Dataset content:
....................

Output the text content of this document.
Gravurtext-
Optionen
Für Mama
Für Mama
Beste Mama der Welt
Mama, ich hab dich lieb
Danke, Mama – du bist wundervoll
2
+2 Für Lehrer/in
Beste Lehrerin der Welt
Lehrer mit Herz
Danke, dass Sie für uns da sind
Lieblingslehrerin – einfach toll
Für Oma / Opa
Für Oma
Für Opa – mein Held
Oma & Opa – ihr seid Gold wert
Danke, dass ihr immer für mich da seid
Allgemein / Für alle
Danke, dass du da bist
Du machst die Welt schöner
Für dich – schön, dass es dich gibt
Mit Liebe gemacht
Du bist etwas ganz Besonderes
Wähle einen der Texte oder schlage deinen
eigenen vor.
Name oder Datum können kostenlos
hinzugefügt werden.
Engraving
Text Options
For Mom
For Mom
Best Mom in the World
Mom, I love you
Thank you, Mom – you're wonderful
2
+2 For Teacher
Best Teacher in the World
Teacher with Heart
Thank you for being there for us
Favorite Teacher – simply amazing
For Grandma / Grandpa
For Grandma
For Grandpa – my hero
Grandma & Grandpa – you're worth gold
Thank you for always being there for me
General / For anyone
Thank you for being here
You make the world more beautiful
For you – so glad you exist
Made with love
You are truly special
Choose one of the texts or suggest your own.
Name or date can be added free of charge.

....................

Short problem: Transcribe each entry precisely, missing none.

Written response:
Output the text content of this document.
Gravurtext-
Optionen
Für Mama
Für Mama
Beste Mama der Welt
Mama, ich hab dich lieb
Danke, Mama – du bist wundervoll
2
+2 Für Lehrer/in
Beste Lehrerin der Welt
Lehrer mit Herz
Danke, dass Sie für uns da sind
Lieblingslehrerin – einfach toll
Für Oma / Opa
Für Oma
Für Opa – mein Held
Oma & Opa – ihr seid Gold wert
Danke, dass ihr immer für mich da seid
Allgemein / Für alle
Danke, dass du da bist
Du machst die Welt schöner
Für dich – schön, dass es dich gibt
Mit Liebe gemacht
Du bist etwas ganz Besonderes
Wähle einen der Texte oder schlage deinen
eigenen vor.
Name oder Datum können kostenlos
hinzugefügt werden.
Engraving
Text Options
For Mom
For Mom
Best Mom in the World
Mom, I love you
Thank you, Mom – you're wonderful
2
+2 For Teacher
Best Teacher in the World
Teacher with Heart
Thank you for being there for us
Favorite Teacher – simply amazing
For Grandma / Grandpa
For Grandma
For Grandpa – my hero
Grandma & Grandpa – you're worth gold
Thank you for always being there for me
General / For anyone
Thank you for being here
You make the world more beautiful
For you – so glad you exist
Made with love
You are truly special
Choose one of the texts or suggest your own.
Name or date can be added free of charge.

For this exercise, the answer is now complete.